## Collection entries

## BEGIN

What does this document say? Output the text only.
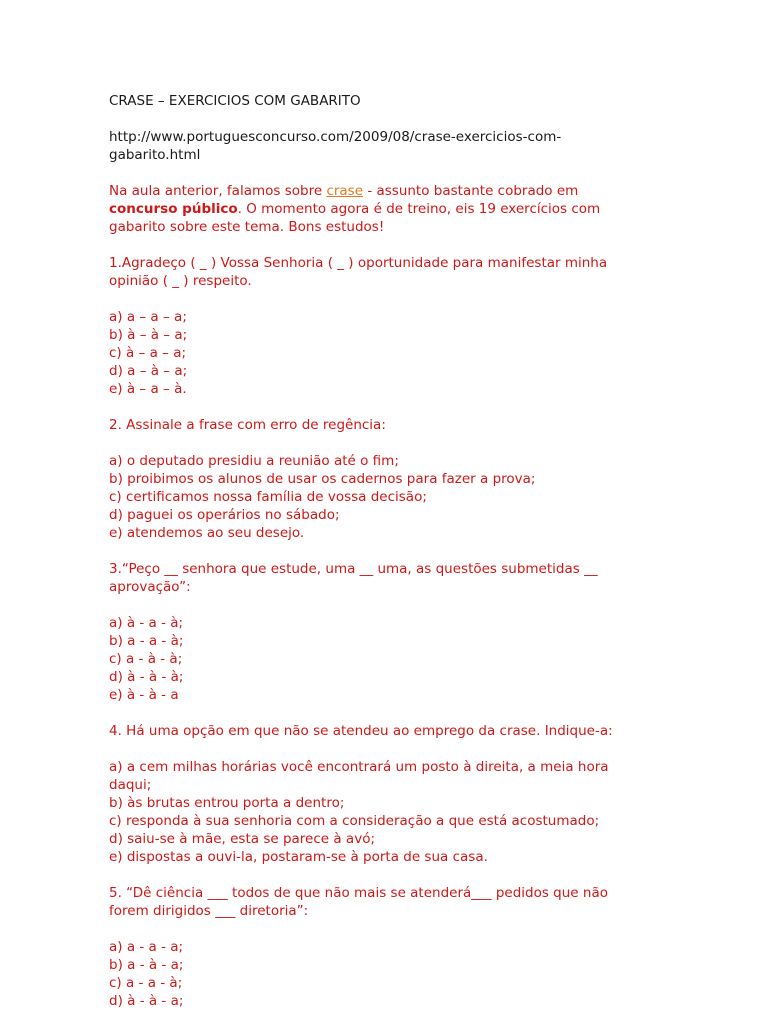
CRASE – EXERCICIOS COM GABARITO
http://www.portuguesconcurso.com/2009/08/crase-exercicios-com-
gabarito.html
Na aula anterior, falamos sobre crase - assunto bastante cobrado em
concurso público. O momento agora é de treino, eis 19 exercícios com
gabarito sobre este tema. Bons estudos!
1.Agradeço ( _ ) Vossa Senhoria ( _ ) oportunidade para manifestar minha
opinião ( _ ) respeito.
a) a – a – a;
b) à – à – a;
c) à – a – a;
d) a – à – a;
e) à – a – à.
2. Assinale a frase com erro de regência:
a) o deputado presidiu a reunião até o fim;
b) proibimos os alunos de usar os cadernos para fazer a prova;
c) certificamos nossa família de vossa decisão;
d) paguei os operários no sábado;
e) atendemos ao seu desejo.
3.“Peço __ senhora que estude, uma __ uma, as questões submetidas __
aprovação”:
a) à - a - à;
b) a - a - à;
c) a - à - à;
d) à - à - à;
e) à - à - a
4. Há uma opção em que não se atendeu ao emprego da crase. Indique-a:
a) a cem milhas horárias você encontrará um posto à direita, a meia hora
daqui;
b) às brutas entrou porta a dentro;
c) responda à sua senhoria com a consideração a que está acostumado;
d) saiu-se à mãe, esta se parece à avó;
e) dispostas a ouvi-la, postaram-se à porta de sua casa.
5. “Dê ciência ___ todos de que não mais se atenderá___ pedidos que não
forem dirigidos ___ diretoria”:
a) a - a - a;
b) a - à - a;
c) a - a - à;
d) à - à - a;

## END

## DIRECTIVE
Copy each line of the records precisely and drop any images they hold.

## THE RESPONSE
What does this document say? Output the text only.
CRASE – EXERCICIOS COM GABARITO
http://www.portuguesconcurso.com/2009/08/crase-exercicios-com-
gabarito.html
Na aula anterior, falamos sobre crase - assunto bastante cobrado em
concurso público. O momento agora é de treino, eis 19 exercícios com
gabarito sobre este tema. Bons estudos!
1.Agradeço ( _ ) Vossa Senhoria ( _ ) oportunidade para manifestar minha
opinião ( _ ) respeito.
a) a – a – a;
b) à – à – a;
c) à – a – a;
d) a – à – a;
e) à – a – à.
2. Assinale a frase com erro de regência:
a) o deputado presidiu a reunião até o fim;
b) proibimos os alunos de usar os cadernos para fazer a prova;
c) certificamos nossa família de vossa decisão;
d) paguei os operários no sábado;
e) atendemos ao seu desejo.
3.“Peço __ senhora que estude, uma __ uma, as questões submetidas __
aprovação”:
a) à - a - à;
b) a - a - à;
c) a - à - à;
d) à - à - à;
e) à - à - a
4. Há uma opção em que não se atendeu ao emprego da crase. Indique-a:
a) a cem milhas horárias você encontrará um posto à direita, a meia hora
daqui;
b) às brutas entrou porta a dentro;
c) responda à sua senhoria com a consideração a que está acostumado;
d) saiu-se à mãe, esta se parece à avó;
e) dispostas a ouvi-la, postaram-se à porta de sua casa.
5. “Dê ciência ___ todos de que não mais se atenderá___ pedidos que não
forem dirigidos ___ diretoria”:
a) a - a - a;
b) a - à - a;
c) a - a - à;
d) à - à - a;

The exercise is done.